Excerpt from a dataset
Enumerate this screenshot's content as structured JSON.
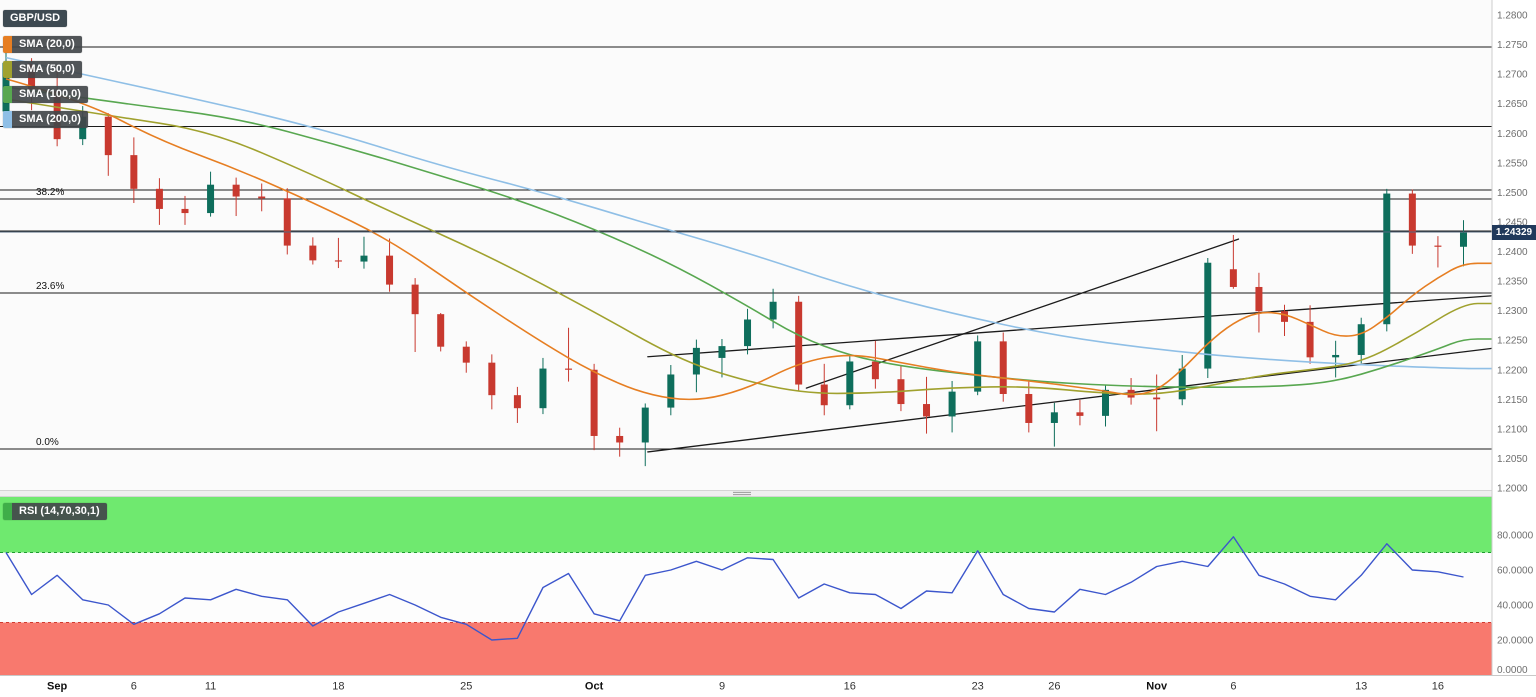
{
  "chart_data": {
    "type": "candlestick",
    "symbol": "GBP/USD",
    "last_price": 1.24329,
    "last_price_str": "1.24329",
    "price_axis": {
      "min": 1.2,
      "max": 1.28,
      "step": 0.005,
      "labels": [
        1.28,
        1.275,
        1.27,
        1.265,
        1.26,
        1.255,
        1.25,
        1.245,
        1.24,
        1.235,
        1.23,
        1.225,
        1.22,
        1.215,
        1.21,
        1.205,
        1.2
      ]
    },
    "x_axis_labels": [
      {
        "index": 2,
        "label": "Sep",
        "bold": true
      },
      {
        "index": 5,
        "label": "6",
        "bold": false
      },
      {
        "index": 8,
        "label": "11",
        "bold": false
      },
      {
        "index": 13,
        "label": "18",
        "bold": false
      },
      {
        "index": 18,
        "label": "25",
        "bold": false
      },
      {
        "index": 23,
        "label": "Oct",
        "bold": true
      },
      {
        "index": 28,
        "label": "9",
        "bold": false
      },
      {
        "index": 33,
        "label": "16",
        "bold": false
      },
      {
        "index": 38,
        "label": "23",
        "bold": false
      },
      {
        "index": 41,
        "label": "26",
        "bold": false
      },
      {
        "index": 45,
        "label": "Nov",
        "bold": true
      },
      {
        "index": 48,
        "label": "6",
        "bold": false
      },
      {
        "index": 53,
        "label": "13",
        "bold": false
      },
      {
        "index": 56,
        "label": "16",
        "bold": false
      }
    ],
    "x_dates": [
      "Aug 30",
      "Aug 31",
      "Sep 1",
      "Sep 4",
      "Sep 5",
      "Sep 6",
      "Sep 7",
      "Sep 8",
      "Sep 11",
      "Sep 12",
      "Sep 13",
      "Sep 14",
      "Sep 15",
      "Sep 18",
      "Sep 19",
      "Sep 20",
      "Sep 21",
      "Sep 22",
      "Sep 25",
      "Sep 26",
      "Sep 27",
      "Sep 28",
      "Sep 29",
      "Oct 2",
      "Oct 3",
      "Oct 4",
      "Oct 5",
      "Oct 6",
      "Oct 9",
      "Oct 10",
      "Oct 11",
      "Oct 12",
      "Oct 13",
      "Oct 16",
      "Oct 17",
      "Oct 18",
      "Oct 19",
      "Oct 20",
      "Oct 23",
      "Oct 24",
      "Oct 25",
      "Oct 26",
      "Oct 27",
      "Oct 30",
      "Oct 31",
      "Nov 1",
      "Nov 2",
      "Nov 3",
      "Nov 6",
      "Nov 7",
      "Nov 8",
      "Nov 9",
      "Nov 10",
      "Nov 13",
      "Nov 14",
      "Nov 15",
      "Nov 16",
      "Nov 17"
    ],
    "candle_colors": {
      "up": "#0e6e5c",
      "down": "#c8392f"
    },
    "candles": [
      [
        1.2637,
        1.2747,
        1.2619,
        1.2719
      ],
      [
        1.2719,
        1.2727,
        1.2639,
        1.2672
      ],
      [
        1.2672,
        1.2712,
        1.2578,
        1.259
      ],
      [
        1.259,
        1.2646,
        1.258,
        1.2628
      ],
      [
        1.2628,
        1.2634,
        1.2528,
        1.2563
      ],
      [
        1.2563,
        1.2593,
        1.2482,
        1.2506
      ],
      [
        1.2506,
        1.2524,
        1.2445,
        1.2472
      ],
      [
        1.2472,
        1.2494,
        1.2445,
        1.2465
      ],
      [
        1.2465,
        1.2535,
        1.2459,
        1.2513
      ],
      [
        1.2513,
        1.2525,
        1.246,
        1.2493
      ],
      [
        1.2493,
        1.2515,
        1.2468,
        1.249
      ],
      [
        1.249,
        1.2507,
        1.2395,
        1.241
      ],
      [
        1.241,
        1.2424,
        1.2378,
        1.2385
      ],
      [
        1.2385,
        1.2423,
        1.2372,
        1.2383
      ],
      [
        1.2383,
        1.2425,
        1.2371,
        1.2393
      ],
      [
        1.2393,
        1.2422,
        1.2332,
        1.2344
      ],
      [
        1.2344,
        1.2355,
        1.223,
        1.2294
      ],
      [
        1.2294,
        1.2296,
        1.2231,
        1.2239
      ],
      [
        1.2239,
        1.2248,
        1.2195,
        1.2212
      ],
      [
        1.2212,
        1.2226,
        1.2133,
        1.2157
      ],
      [
        1.2157,
        1.2171,
        1.211,
        1.2135
      ],
      [
        1.2135,
        1.222,
        1.2125,
        1.2202
      ],
      [
        1.2202,
        1.2271,
        1.218,
        1.22
      ],
      [
        1.22,
        1.221,
        1.2064,
        1.2088
      ],
      [
        1.2088,
        1.2102,
        1.2053,
        1.2077
      ],
      [
        1.2077,
        1.2143,
        1.2037,
        1.2136
      ],
      [
        1.2136,
        1.2208,
        1.2123,
        1.2192
      ],
      [
        1.2192,
        1.2251,
        1.2162,
        1.2237
      ],
      [
        1.222,
        1.2252,
        1.2187,
        1.224
      ],
      [
        1.224,
        1.2303,
        1.2226,
        1.2285
      ],
      [
        1.2285,
        1.2337,
        1.227,
        1.2315
      ],
      [
        1.2315,
        1.2325,
        1.2164,
        1.2175
      ],
      [
        1.2175,
        1.221,
        1.2123,
        1.214
      ],
      [
        1.214,
        1.2223,
        1.2133,
        1.2214
      ],
      [
        1.2214,
        1.2249,
        1.2168,
        1.2184
      ],
      [
        1.2184,
        1.2208,
        1.213,
        1.2142
      ],
      [
        1.2142,
        1.2188,
        1.2092,
        1.2121
      ],
      [
        1.2121,
        1.2181,
        1.2094,
        1.2163
      ],
      [
        1.2163,
        1.2258,
        1.2157,
        1.2248
      ],
      [
        1.2248,
        1.2263,
        1.2146,
        1.2159
      ],
      [
        1.2159,
        1.218,
        1.2094,
        1.211
      ],
      [
        1.211,
        1.2144,
        1.207,
        1.2128
      ],
      [
        1.2128,
        1.2149,
        1.2106,
        1.2122
      ],
      [
        1.2122,
        1.2175,
        1.2104,
        1.2166
      ],
      [
        1.2166,
        1.2186,
        1.2141,
        1.2153
      ],
      [
        1.2153,
        1.2192,
        1.2096,
        1.215
      ],
      [
        1.215,
        1.2225,
        1.214,
        1.2202
      ],
      [
        1.2202,
        1.2389,
        1.2186,
        1.2381
      ],
      [
        1.237,
        1.2428,
        1.2337,
        1.234
      ],
      [
        1.234,
        1.2364,
        1.2263,
        1.2299
      ],
      [
        1.2299,
        1.231,
        1.2257,
        1.2281
      ],
      [
        1.2281,
        1.2309,
        1.221,
        1.2221
      ],
      [
        1.2221,
        1.2249,
        1.2187,
        1.2225
      ],
      [
        1.2225,
        1.2288,
        1.2211,
        1.2277
      ],
      [
        1.2277,
        1.2506,
        1.2265,
        1.2498
      ],
      [
        1.2498,
        1.2505,
        1.2396,
        1.241
      ],
      [
        1.241,
        1.2426,
        1.2373,
        1.2408
      ],
      [
        1.2408,
        1.2453,
        1.2375,
        1.2432
      ]
    ],
    "sma": [
      {
        "name": "sma-20",
        "label": "SMA (20,0)",
        "color": "#e67e22",
        "points": [
          [
            0,
            1.2692
          ],
          [
            3,
            1.2655
          ],
          [
            6,
            1.2588
          ],
          [
            9,
            1.254
          ],
          [
            12,
            1.2483
          ],
          [
            15,
            1.242
          ],
          [
            18,
            1.233
          ],
          [
            21,
            1.2245
          ],
          [
            23,
            1.2195
          ],
          [
            25,
            1.2158
          ],
          [
            27,
            1.2146
          ],
          [
            29,
            1.2168
          ],
          [
            31,
            1.2212
          ],
          [
            33,
            1.2228
          ],
          [
            35,
            1.2212
          ],
          [
            37,
            1.2196
          ],
          [
            39,
            1.2186
          ],
          [
            41,
            1.2176
          ],
          [
            43,
            1.2164
          ],
          [
            44,
            1.2156
          ],
          [
            45,
            1.2164
          ],
          [
            46,
            1.22
          ],
          [
            47,
            1.2245
          ],
          [
            48,
            1.228
          ],
          [
            49,
            1.2298
          ],
          [
            50,
            1.2295
          ],
          [
            51,
            1.2276
          ],
          [
            52,
            1.2256
          ],
          [
            53,
            1.2258
          ],
          [
            54,
            1.2288
          ],
          [
            55,
            1.2326
          ],
          [
            56,
            1.2356
          ],
          [
            57,
            1.238
          ]
        ]
      },
      {
        "name": "sma-50",
        "label": "SMA (50,0)",
        "color": "#a0a12e",
        "points": [
          [
            0,
            1.2658
          ],
          [
            4,
            1.263
          ],
          [
            8,
            1.2604
          ],
          [
            12,
            1.253
          ],
          [
            15,
            1.2468
          ],
          [
            19,
            1.239
          ],
          [
            23,
            1.2298
          ],
          [
            26,
            1.2225
          ],
          [
            28,
            1.2192
          ],
          [
            31,
            1.216
          ],
          [
            34,
            1.216
          ],
          [
            37,
            1.217
          ],
          [
            40,
            1.2172
          ],
          [
            43,
            1.216
          ],
          [
            45,
            1.2158
          ],
          [
            47,
            1.2172
          ],
          [
            49,
            1.219
          ],
          [
            51,
            1.22
          ],
          [
            53,
            1.2212
          ],
          [
            55,
            1.2258
          ],
          [
            57,
            1.2312
          ]
        ]
      },
      {
        "name": "sma-100",
        "label": "SMA (100,0)",
        "color": "#58a750",
        "points": [
          [
            0,
            1.2678
          ],
          [
            5,
            1.2648
          ],
          [
            9,
            1.2626
          ],
          [
            13,
            1.258
          ],
          [
            17,
            1.2528
          ],
          [
            20,
            1.2488
          ],
          [
            23,
            1.2438
          ],
          [
            26,
            1.238
          ],
          [
            29,
            1.2308
          ],
          [
            31,
            1.2256
          ],
          [
            33,
            1.2224
          ],
          [
            35,
            1.2206
          ],
          [
            38,
            1.219
          ],
          [
            41,
            1.2178
          ],
          [
            44,
            1.2172
          ],
          [
            47,
            1.217
          ],
          [
            50,
            1.2172
          ],
          [
            52,
            1.218
          ],
          [
            54,
            1.2205
          ],
          [
            56,
            1.2235
          ],
          [
            57,
            1.2252
          ]
        ]
      },
      {
        "name": "sma-200",
        "label": "SMA (200,0)",
        "color": "#8fbfe6",
        "points": [
          [
            0,
            1.2728
          ],
          [
            6,
            1.2672
          ],
          [
            12,
            1.2612
          ],
          [
            17,
            1.2545
          ],
          [
            21,
            1.25
          ],
          [
            25,
            1.2448
          ],
          [
            29,
            1.2398
          ],
          [
            33,
            1.234
          ],
          [
            37,
            1.2295
          ],
          [
            41,
            1.2258
          ],
          [
            45,
            1.2234
          ],
          [
            49,
            1.2218
          ],
          [
            53,
            1.2208
          ],
          [
            57,
            1.2202
          ]
        ]
      }
    ],
    "horizontal_lines": [
      {
        "price": 1.2746
      },
      {
        "price": 1.2611
      },
      {
        "price": 1.2504
      },
      {
        "price": 1.2435
      }
    ],
    "fib_levels": [
      {
        "label": "38.2%",
        "price": 1.2489
      },
      {
        "label": "23.6%",
        "price": 1.233
      },
      {
        "label": "0.0%",
        "price": 1.2066
      }
    ],
    "trendlines": [
      {
        "from": [
          25.1,
          1.2222
        ],
        "to": [
          58.3,
          1.2325
        ]
      },
      {
        "from": [
          25.1,
          1.2061
        ],
        "to": [
          58.3,
          1.2236
        ]
      },
      {
        "from": [
          31.3,
          1.2169
        ],
        "to": [
          48.2,
          1.2421
        ]
      }
    ],
    "rsi": {
      "label": "RSI (14,70,30,1)",
      "swatch_color": "#3fae49",
      "line_color": "#3c56cc",
      "overbought": 70,
      "oversold": 30,
      "overbought_fill": "#6fe96f",
      "oversold_fill": "#f8796e",
      "overbought_line_color": "#1f9d2f",
      "oversold_line_color": "#d23b2f",
      "axis_values": [
        80,
        60,
        40,
        20,
        0
      ],
      "values": [
        70,
        46,
        57,
        43,
        40,
        29,
        35,
        44,
        43,
        49,
        45,
        43,
        28,
        36,
        41,
        46,
        40,
        33,
        29,
        20,
        21,
        50,
        58,
        35,
        31,
        57,
        60,
        65,
        60,
        67,
        66,
        44,
        52,
        47,
        46,
        38,
        48,
        47,
        71,
        46,
        38,
        36,
        49,
        46,
        53,
        62,
        65,
        62,
        79,
        57,
        52,
        45,
        43,
        57,
        75,
        60,
        59,
        56
      ]
    }
  }
}
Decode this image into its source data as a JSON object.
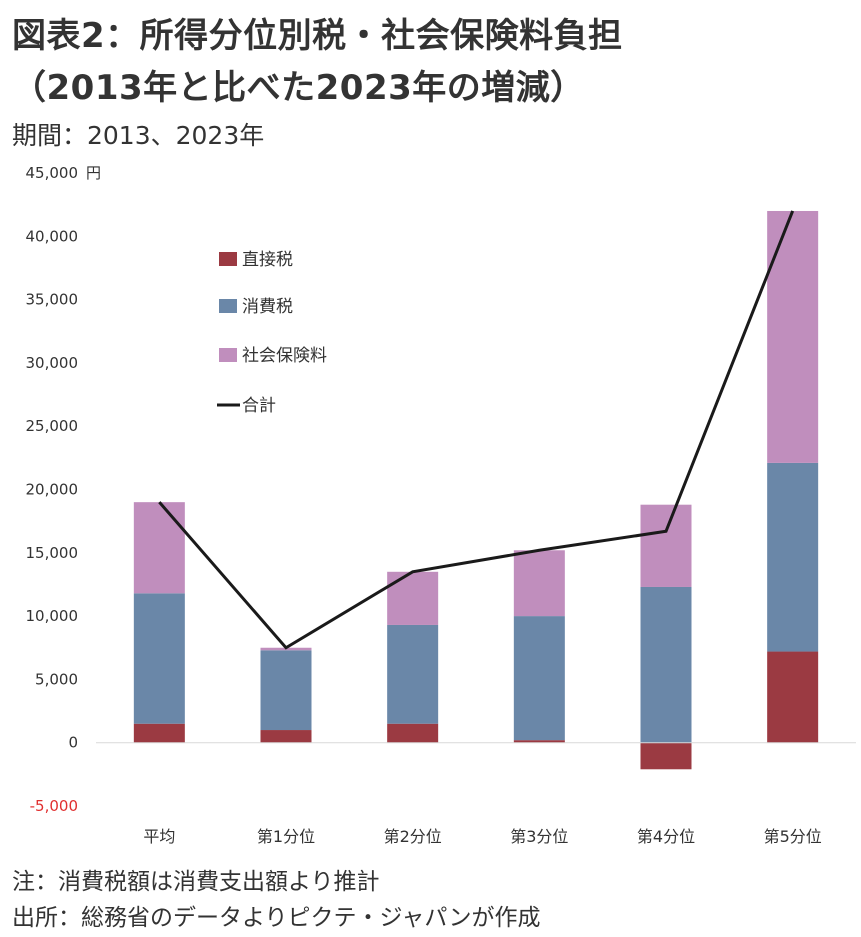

TASK TO COMPLETE
Search the listing for the string "this". Copy each line where it turns up.

RESPONSE
Enumerate this screenshot's content as structured JSON.
Decode this image into its source data as a JSON object.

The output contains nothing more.